§ **Tasks to carry out**:
[1] List each short name that the rubber agreement introduces with "hereinafter," along with the party or body it refers to.
[2] Continue the rubber agreement between the Rubber Reserve Company and Bolivia from where it ends.

§ **Document**:
811.20 Defense (M) Bolivia/269
Agreement Between the Rubber Reserve Company and the Government of the Republic of Bolivia26
This Agreement, made and entered into this fifteenth day of July, 1942, by and between the Rubber Reserve Company (hereinafter called “Reserve”) an Agency of the United States Government and a corporation existing under the laws of the United States of America and having an office for the transaction of business in Washington, D. C, party of the first part, and the Republic of Bolivia (hereinafter sometimes called “Bolivia”), party of the second part;
1. Reserve agrees to establish or cause to be established an agency (hereinafter called the “Agency”) which shall be authorized to assist in developing the rubber resources of Bolivia and to acquire and sell all types of rubber and rubber products produced within the territory of the Republic of Bolivia. Reserve and Bolivia agree that the [Page 577]Agency shall have all powers necessary and appropriate to the performance of these functions.
2. Bolivia recognizes the large rubber requirements of the United States for the war emergency and agrees that the Agency shall have the exclusive right to export rubber from the Republic of Bolivia, with the exceptions provided for in Article 3 of this agreement. Bolivia agrees to use its best efforts to bring about the maximum production of rubber and to cause it to be sold to the Agency, and to take effective measures for the purpose of conserving rubber and directing it into essential war time uses, including measures to prevent the hoarding of rubber and rubber products.
3. Reserve agrees that the Agency will buy and Bolivia agrees that it will cause to be sold to the Agency all of the rubber, with the exception of a quota for export to neighboring countries, produced within the territory of the Republic of Bolivia which is not required by the Republic of Bolivia for domestic use and consumption. The quota for export to neighboring countries shall be 150 tons per calendar year.
Until the exact capacity and costs of production in the provinces of Larecaja and Caupolicán of the department of La Paz can be established, the production of these provinces exported through the city of La Paz, will not be included in the present agreement, Bolivia undertaking for its part to have this production included in the agreement as soon as commercial and industrial conditions permit. It is further mutually agreed that the exports under this provision shall not exceed 60 tons a year and that in the event that production should exceed this amount, the contracting parties may proceed to an adjustment of the aforementioned conditions by mutual consent.

§ **Dataset extract**:
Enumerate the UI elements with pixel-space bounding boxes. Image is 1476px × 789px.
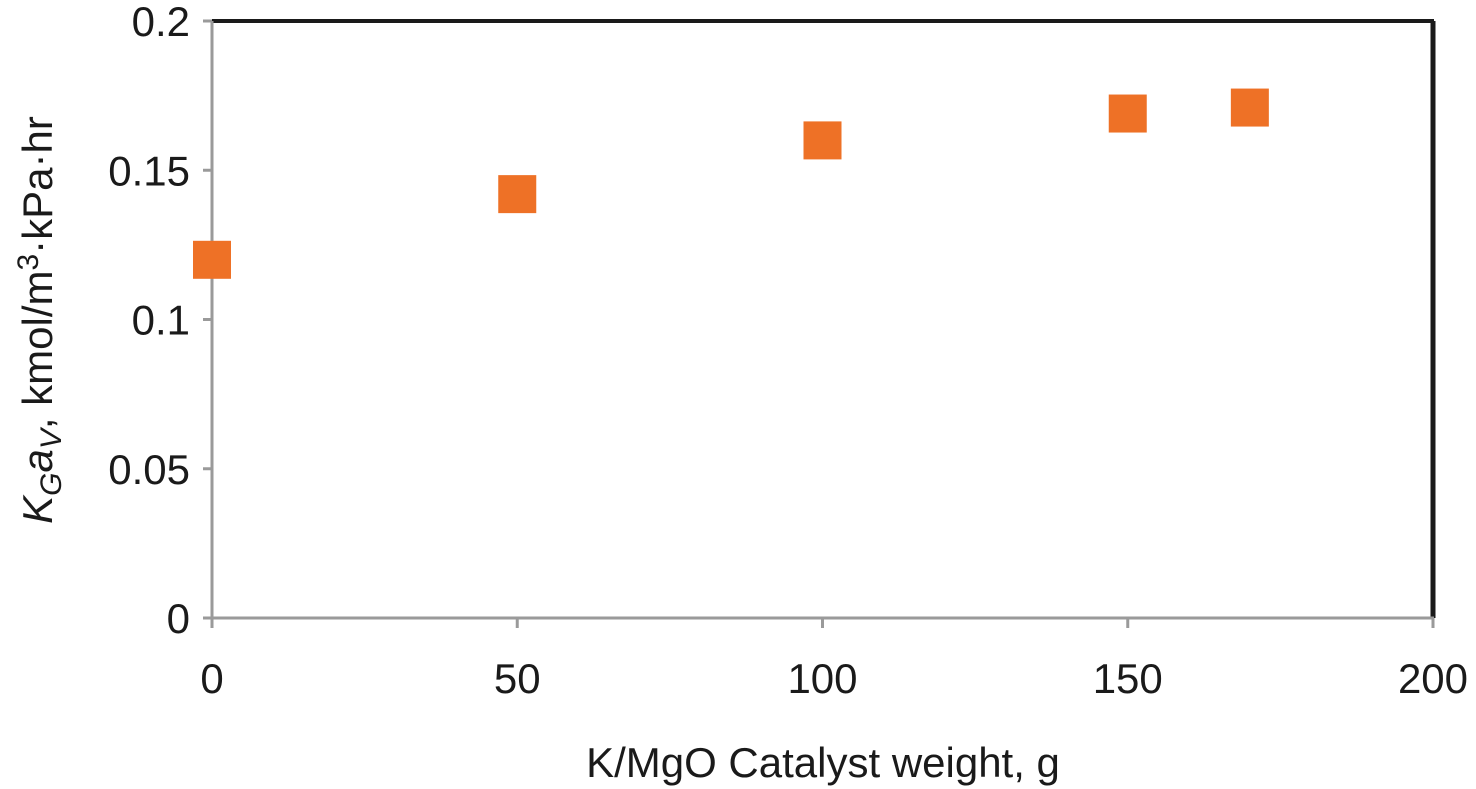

§ **Answers**:
[1]
- "Reserve": the Rubber Reserve Company
- "Bolivia": the Republic of Bolivia
- "Agency": the agency that Reserve agrees to establish or cause to be established to develop Bolivia's rubber resources and to acquire and sell its rubber and rubber products

[2]
It is further mutually agreed that the rubber production from the triangle formed by the rivers Tarvo and Paraguá in the Department of Santa Cruz exported through Puerto Suárez will not be included in the present agreement for the first year of its life, at the end of which time the question of the production from this triangle will be rediscussed with a view to reaching a mutual accord. It is further provided that the total exports of rubber from the provinces of Larecaja and Caupolicán and from the aforementioned triangle plus the above mentioned quota for neighboring countries, constituting all exceptions from this contract, shall not be in excess of 250 tons per annum, Reserve to be entitled to and to receive all rubber produced in all areas of Bolivia with the exception of said maximum of 250 tons.
Regulations for the administration of the quota for export to neighboring countries shall be established by common accord between Reserve and Bolivia and the figure of 150 tons shall likewise be subject to adjustment by mutual consent of Reserve and Bolivia at the end of the first year of the life of this agreement.[Page 578]
The amount required for domestic use and consumption in Bolivia shall be determined by mutual agreement between Reserve and Bolivia. Should it become possible, during the period of this agreement, for Bolivia to establish a domestic tire factory, the quota for domestic use and consumption will be subject to adjustment by mutual consent.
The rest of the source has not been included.